WHAT YOU WILL DO
Using the entries that follow, state how many lines contain the word "content". The response is that number and nothing more.

## Start

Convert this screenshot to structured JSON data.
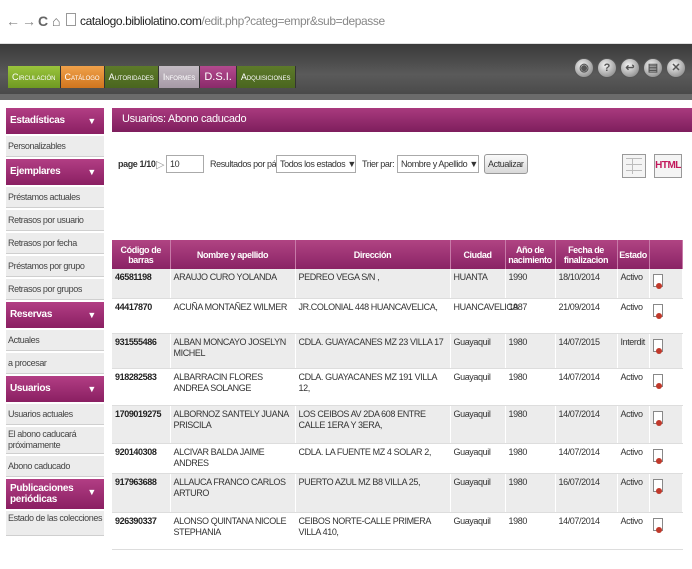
{
  "browser": {
    "back": "←",
    "forward": "→",
    "reload": "C",
    "home": "⌂",
    "url_host": "catalogo.bibliolatino.com",
    "url_path": "/edit.php?categ=empr&sub=depasse"
  },
  "main_tabs": [
    {
      "label": "Circulación",
      "style": "green"
    },
    {
      "label": "Catálogo",
      "style": "orange"
    },
    {
      "label": "Autoridades",
      "style": "dark"
    },
    {
      "label": "Informes",
      "style": "active"
    },
    {
      "label": "D.S.I.",
      "style": "purple"
    },
    {
      "label": "Adquisiciones",
      "style": "dark"
    }
  ],
  "top_icons": [
    "lock-icon",
    "help-icon",
    "exit-icon",
    "print-icon",
    "close-icon"
  ],
  "sidebar": {
    "sections": [
      {
        "title": "Estadísticas",
        "items": [
          "Personalizables"
        ]
      },
      {
        "title": "Ejemplares",
        "items": [
          "Préstamos actuales",
          "Retrasos por usuario",
          "Retrasos por fecha",
          "Préstamos por grupo",
          "Retrasos por grupos"
        ]
      },
      {
        "title": "Reservas",
        "items": [
          "Actuales",
          "a procesar"
        ]
      },
      {
        "title": "Usuarios",
        "items": [
          "Usuarios actuales",
          "El abono caducará próximamente",
          "Abono caducado"
        ]
      },
      {
        "title": "Publicaciones periódicas",
        "items": [
          "Estado de las colecciones"
        ]
      }
    ]
  },
  "content": {
    "title": "Usuarios: Abono caducado",
    "page_label": "page 1/10",
    "page_next": "▷",
    "per_page_value": "10",
    "per_page_label": "Resultados por página",
    "state_select": "Todos los estados",
    "sort_label": "Trier par:",
    "sort_select": "Nombre y Apellido",
    "update_button": "Actualizar",
    "html_icon_label": "HTML"
  },
  "table": {
    "headers": [
      "Código de barras",
      "Nombre y apellido",
      "Dirección",
      "Ciudad",
      "Año de nacimiento",
      "Fecha de finalizacion",
      "Estado",
      ""
    ],
    "rows": [
      [
        "46581198",
        "ARAUJO CURO YOLANDA",
        "PEDREO VEGA S/N ,",
        "HUANTA",
        "1990",
        "18/10/2014",
        "Activo"
      ],
      [
        "44417870",
        "ACUÑA MONTAÑEZ WILMER",
        "JR.COLONIAL 448 HUANCAVELICA,",
        "HUANCAVELICA",
        "1987",
        "21/09/2014",
        "Activo"
      ],
      [
        "931555486",
        "ALBAN MONCAYO JOSELYN MICHEL",
        "CDLA. GUAYACANES MZ 23 VILLA 17",
        "Guayaquil",
        "1980",
        "14/07/2015",
        "Interdit"
      ],
      [
        "918282583",
        "ALBARRACIN FLORES ANDREA SOLANGE",
        "CDLA. GUAYACANES MZ 191 VILLA 12,",
        "Guayaquil",
        "1980",
        "14/07/2014",
        "Activo"
      ],
      [
        "1709019275",
        "ALBORNOZ SANTELY JUANA PRISCILA",
        "LOS CEIBOS AV 2DA 608 ENTRE CALLE 1ERA Y 3ERA,",
        "Guayaquil",
        "1980",
        "14/07/2014",
        "Activo"
      ],
      [
        "920140308",
        "ALCIVAR BALDA JAIME ANDRES",
        "CDLA. LA FUENTE MZ 4 SOLAR 2,",
        "Guayaquil",
        "1980",
        "14/07/2014",
        "Activo"
      ],
      [
        "917963688",
        "ALLAUCA FRANCO CARLOS ARTURO",
        "PUERTO AZUL MZ B8 VILLA 25,",
        "Guayaquil",
        "1980",
        "16/07/2014",
        "Activo"
      ],
      [
        "926390337",
        "ALONSO QUINTANA NICOLE STEPHANIA",
        "CEIBOS NORTE-CALLE PRIMERA VILLA 410,",
        "Guayaquil",
        "1980",
        "14/07/2014",
        "Activo"
      ]
    ]
  }
}
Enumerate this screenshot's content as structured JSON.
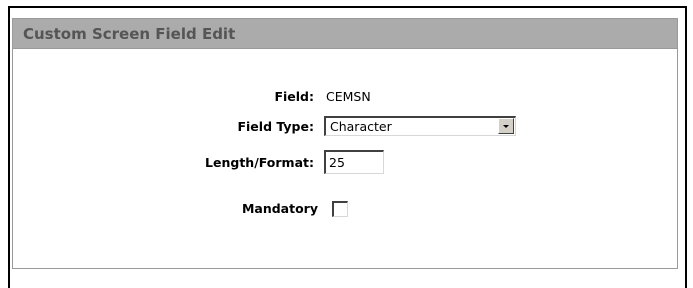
{
  "panel": {
    "title": "Custom Screen Field Edit"
  },
  "form": {
    "field_label": "Field:",
    "field_value": "CEMSN",
    "field_type_label": "Field Type:",
    "field_type_value": "Character",
    "length_format_label": "Length/Format:",
    "length_format_value": "25",
    "mandatory_label": "Mandatory",
    "mandatory_checked": false
  },
  "icons": {
    "dropdown": "chevron-down-icon"
  }
}
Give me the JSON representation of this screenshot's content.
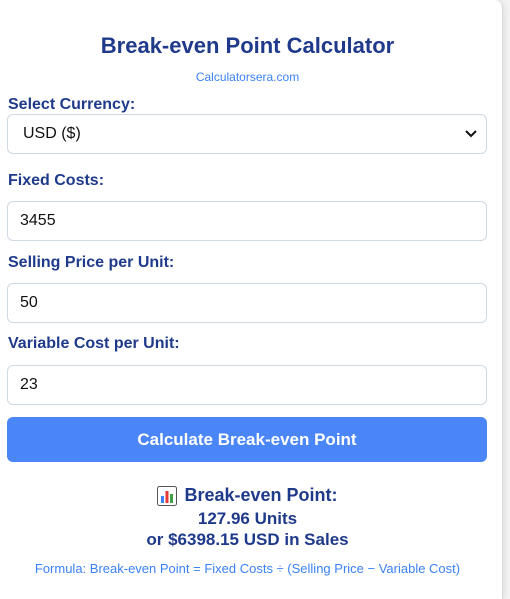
{
  "header": {
    "title": "Break-even Point Calculator",
    "site": "Calculatorsera.com"
  },
  "form": {
    "currency_label": "Select Currency:",
    "currency_value": "USD ($)",
    "fixed_label": "Fixed Costs:",
    "fixed_value": "3455",
    "price_label": "Selling Price per Unit:",
    "price_value": "50",
    "variable_label": "Variable Cost per Unit:",
    "variable_value": "23",
    "button_label": "Calculate Break-even Point"
  },
  "result": {
    "heading": "Break-even Point:",
    "icon": "bar-chart-icon",
    "units_line": "127.96 Units",
    "sales_line": "or $6398.15 USD in Sales",
    "formula": "Formula: Break-even Point = Fixed Costs ÷ (Selling Price − Variable Cost)"
  },
  "colors": {
    "heading": "#1f3a8a",
    "accent": "#3b82f6",
    "button": "#4a86f7"
  }
}
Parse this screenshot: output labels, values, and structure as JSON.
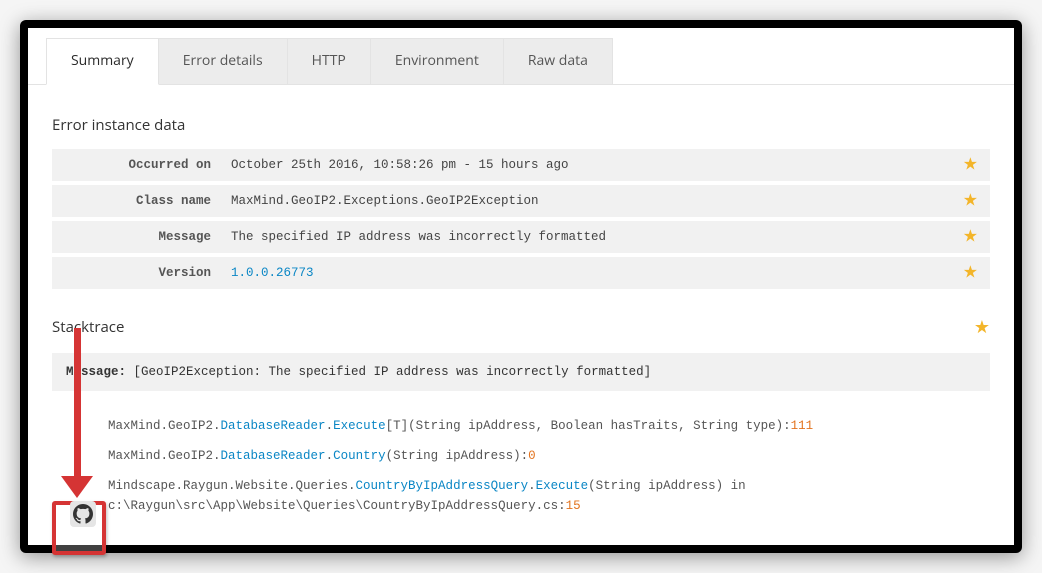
{
  "tabs": {
    "summary": "Summary",
    "errorDetails": "Error details",
    "http": "HTTP",
    "environment": "Environment",
    "rawData": "Raw data"
  },
  "section": {
    "instanceTitle": "Error instance data",
    "stacktraceTitle": "Stacktrace"
  },
  "rows": {
    "occurredLabel": "Occurred on",
    "occurredValue": "October 25th 2016, 10:58:26 pm - 15 hours ago",
    "classLabel": "Class name",
    "classValue": "MaxMind.GeoIP2.Exceptions.GeoIP2Exception",
    "messageLabel": "Message",
    "messageValue": "The specified IP address was incorrectly formatted",
    "versionLabel": "Version",
    "versionValue": "1.0.0.26773"
  },
  "stacktrace": {
    "messageLabel": "Message:",
    "messageText": " [GeoIP2Exception: The specified IP address was incorrectly formatted]",
    "line1a": "MaxMind.GeoIP2.",
    "line1b": "DatabaseReader",
    "line1c": ".",
    "line1d": "Execute",
    "line1e": "[T](String ipAddress, Boolean hasTraits, String type):",
    "line1num": "111",
    "line2a": "MaxMind.GeoIP2.",
    "line2b": "DatabaseReader",
    "line2c": ".",
    "line2d": "Country",
    "line2e": "(String ipAddress):",
    "line2num": "0",
    "line3a": "Mindscape.Raygun.Website.Queries.",
    "line3b": "CountryByIpAddressQuery",
    "line3c": ".",
    "line3d": "Execute",
    "line3e": "(String ipAddress) in ",
    "line3path": "c:\\Raygun\\src\\App\\Website\\Queries\\CountryByIpAddressQuery.cs:",
    "line3num": "15"
  },
  "icons": {
    "star": "★"
  }
}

## End

THE OUTPUT
3